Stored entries
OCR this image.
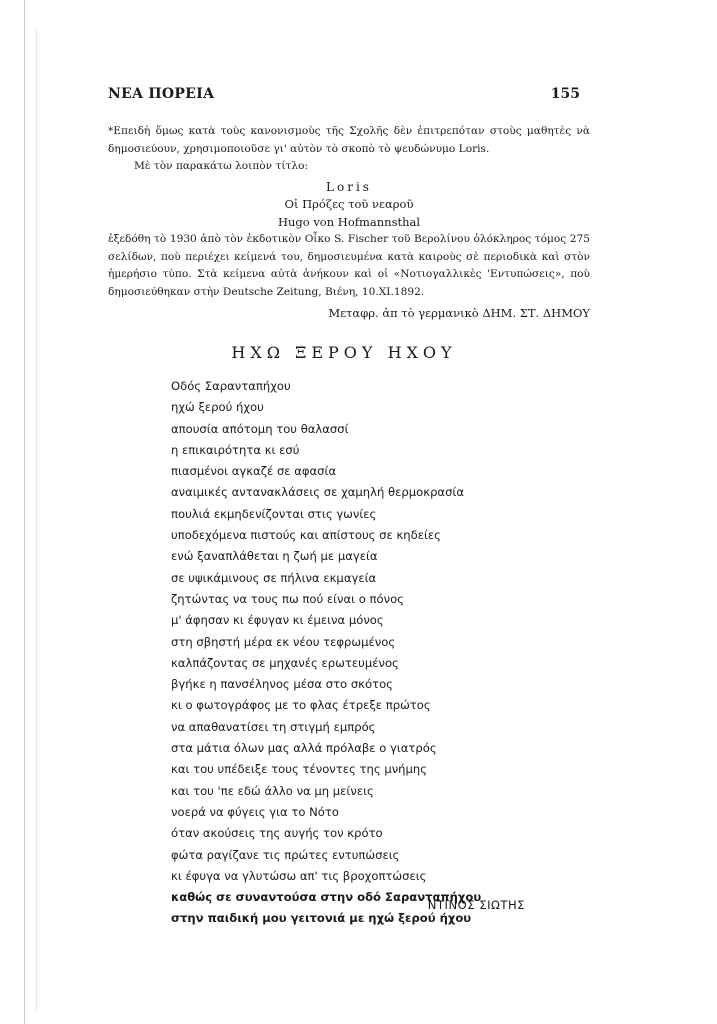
ΝΕΑ ΠΟΡΕΙΑ	155

*Επειδὴ ὅμως κατὰ τοὺς κανονισμοὺς τῆς Σχολῆς δὲν ἐπιτρεπόταν στοὺς μαθητὲς νὰ δημοσιεύουν, χρησιμοποιοῦσε γι' αὐτὸν τὸ σκοπὸ τὸ ψευδώνυμο Loris.

Μὲ τὸν παρακάτω λοιπὸν τίτλο:

Loris

Οἱ Πρόζες τοῦ νεαροῦ

Hugo von Hofmannsthal

ἐξεδόθη τὸ 1930 ἀπὸ τὸν ἐκδοτικὸν Οἶκο S. Fischer τοῦ Βερολίνου ὁλόκληρος τόμος 275 σελίδων, ποὺ περιέχει κείμενά του, δημοσιευμένα κατὰ καιροὺς σὲ περιοδικὰ καὶ στὸν ἡμερήσιο τύπο. Στὰ κείμενα αὐτὰ ἀνήκουν καὶ οἱ «Νοτιογαλλικὲς 'Εντυπώσεις», ποὺ δημοσιεύθηκαν στὴν Deutsche Zeitung, Βιένη, 10.XI.1892.

Μεταφρ. ἀπ τὸ γερμανικὸ ΔΗΜ. ΣΤ. ΔΗΜΟΥ

ΗΧΩ ΞΕΡΟΥ ΗΧΟΥ
Οδός Σαρανταπήχου
ηχώ ξερού ήχου
απουσία απότομη του θαλασσί
η επικαιρότητα κι εσύ
πιασμένοι αγκαζέ σε αφασία
αναιμικές αντανακλάσεις σε χαμηλή θερμοκρασία
πουλιά εκμηδενίζονται στις γωνίες
υποδεχόμενα πιστούς και απίστους σε κηδείες
ενώ ξαναπλάθεται η ζωή με μαγεία
σε υψικάμινους σε πήλινα εκμαγεία
ζητώντας να τους πω πού είναι ο πόνος
μ' άφησαν κι έφυγαν κι έμεινα μόνος
στη σβηστή μέρα εκ νέου τεφρωμένος
καλπάζοντας σε μηχανές ερωτευμένος
βγήκε η πανσέληνος μέσα στο σκότος
κι ο φωτογράφος με το φλας έτρεξε πρώτος
να απαθανατίσει τη στιγμή εμπρός
στα μάτια όλων μας αλλά πρόλαβε ο γιατρός
και του υπέδειξε τους τένοντες της μνήμης
και του 'πε εδώ άλλο να μη μείνεις
νοερά να φύγεις για το Νότο
όταν ακούσεις της αυγής τον κρότο
φώτα ραγίζανε τις πρώτες εντυπώσεις
κι έφυγα να γλυτώσω απ' τις βροχοπτώσεις
καθώς σε συναντούσα στην οδό Σαρανταπήχου
στην παιδική μου γειτονιά με ηχώ ξερού ήχου
ΝΤΙΝΟΣ ΣΙΩΤΗΣ
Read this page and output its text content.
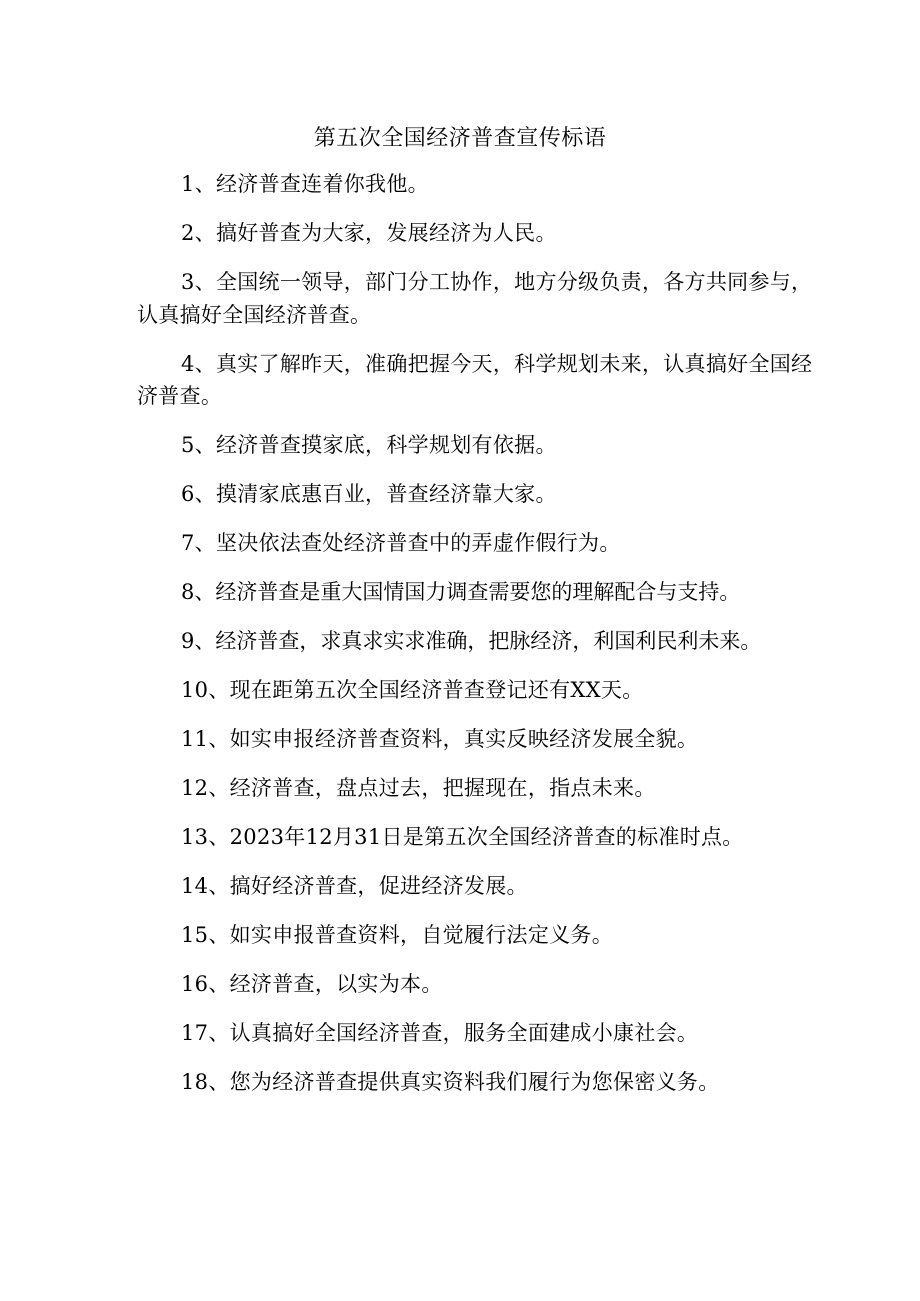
第五次全国经济普查宣传标语

1、经济普查连着你我他。

2、搞好普查为大家，发展经济为人民。

3、全国统一领导，部门分工协作，地方分级负责，各方共同参与，认真搞好全国经济普查。

4、真实了解昨天，准确把握今天，科学规划未来，认真搞好全国经济普查。

5、经济普查摸家底，科学规划有依据。

6、摸清家底惠百业，普查经济靠大家。

7、坚决依法查处经济普查中的弄虚作假行为。

8、经济普查是重大国情国力调查需要您的理解配合与支持。

9、经济普查，求真求实求准确，把脉经济，利国利民利未来。

10、现在距第五次全国经济普查登记还有XX天。

11、如实申报经济普查资料，真实反映经济发展全貌。

12、经济普查，盘点过去，把握现在，指点未来。

13、2023年12月31日是第五次全国经济普查的标准时点。

14、搞好经济普查，促进经济发展。

15、如实申报普查资料，自觉履行法定义务。

16、经济普查，以实为本。

17、认真搞好全国经济普查，服务全面建成小康社会。

18、您为经济普查提供真实资料我们履行为您保密义务。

- Exercise prompt -
Write out each line again precisely as it appears, skipping every picture.

- Answer -
OCR this image.
ΝΕΑ ΠΟΡΕΙΑ	155

*Επειδὴ ὅμως κατὰ τοὺς κανονισμοὺς τῆς Σχολῆς δὲν ἐπιτρεπόταν στοὺς μαθητὲς νὰ δημοσιεύουν, χρησιμοποιοῦσε γι' αὐτὸν τὸ σκοπὸ τὸ ψευδώνυμο Loris.

Μὲ τὸν παρακάτω λοιπὸν τίτλο:

Loris

Οἱ Πρόζες τοῦ νεαροῦ

Hugo von Hofmannsthal

ἐξεδόθη τὸ 1930 ἀπὸ τὸν ἐκδοτικὸν Οἶκο S. Fischer τοῦ Βερολίνου ὁλόκληρος τόμος 275 σελίδων, ποὺ περιέχει κείμενά του, δημοσιευμένα κατὰ καιροὺς σὲ περιοδικὰ καὶ στὸν ἡμερήσιο τύπο. Στὰ κείμενα αὐτὰ ἀνήκουν καὶ οἱ «Νοτιογαλλικὲς 'Εντυπώσεις», ποὺ δημοσιεύθηκαν στὴν Deutsche Zeitung, Βιένη, 10.XI.1892.

Μεταφρ. ἀπ τὸ γερμανικὸ ΔΗΜ. ΣΤ. ΔΗΜΟΥ

ΗΧΩ ΞΕΡΟΥ ΗΧΟΥ
Οδός Σαρανταπήχου
ηχώ ξερού ήχου
απουσία απότομη του θαλασσί
η επικαιρότητα κι εσύ
πιασμένοι αγκαζέ σε αφασία
αναιμικές αντανακλάσεις σε χαμηλή θερμοκρασία
πουλιά εκμηδενίζονται στις γωνίες
υποδεχόμενα πιστούς και απίστους σε κηδείες
ενώ ξαναπλάθεται η ζωή με μαγεία
σε υψικάμινους σε πήλινα εκμαγεία
ζητώντας να τους πω πού είναι ο πόνος
μ' άφησαν κι έφυγαν κι έμεινα μόνος
στη σβηστή μέρα εκ νέου τεφρωμένος
καλπάζοντας σε μηχανές ερωτευμένος
βγήκε η πανσέληνος μέσα στο σκότος
κι ο φωτογράφος με το φλας έτρεξε πρώτος
να απαθανατίσει τη στιγμή εμπρός
στα μάτια όλων μας αλλά πρόλαβε ο γιατρός
και του υπέδειξε τους τένοντες της μνήμης
και του 'πε εδώ άλλο να μη μείνεις
νοερά να φύγεις για το Νότο
όταν ακούσεις της αυγής τον κρότο
φώτα ραγίζανε τις πρώτες εντυπώσεις
κι έφυγα να γλυτώσω απ' τις βροχοπτώσεις
καθώς σε συναντούσα στην οδό Σαρανταπήχου
στην παιδική μου γειτονιά με ηχώ ξερού ήχου
ΝΤΙΝΟΣ ΣΙΩΤΗΣ
Read this page and output its text content.
第五次全国经济普查宣传标语

1、经济普查连着你我他。

2、搞好普查为大家，发展经济为人民。

3、全国统一领导，部门分工协作，地方分级负责，各方共同参与，认真搞好全国经济普查。

4、真实了解昨天，准确把握今天，科学规划未来，认真搞好全国经济普查。

5、经济普查摸家底，科学规划有依据。

6、摸清家底惠百业，普查经济靠大家。

7、坚决依法查处经济普查中的弄虚作假行为。

8、经济普查是重大国情国力调查需要您的理解配合与支持。

9、经济普查，求真求实求准确，把脉经济，利国利民利未来。

10、现在距第五次全国经济普查登记还有XX天。

11、如实申报经济普查资料，真实反映经济发展全貌。

12、经济普查，盘点过去，把握现在，指点未来。

13、2023年12月31日是第五次全国经济普查的标准时点。

14、搞好经济普查，促进经济发展。

15、如实申报普查资料，自觉履行法定义务。

16、经济普查，以实为本。

17、认真搞好全国经济普查，服务全面建成小康社会。

18、您为经济普查提供真实资料我们履行为您保密义务。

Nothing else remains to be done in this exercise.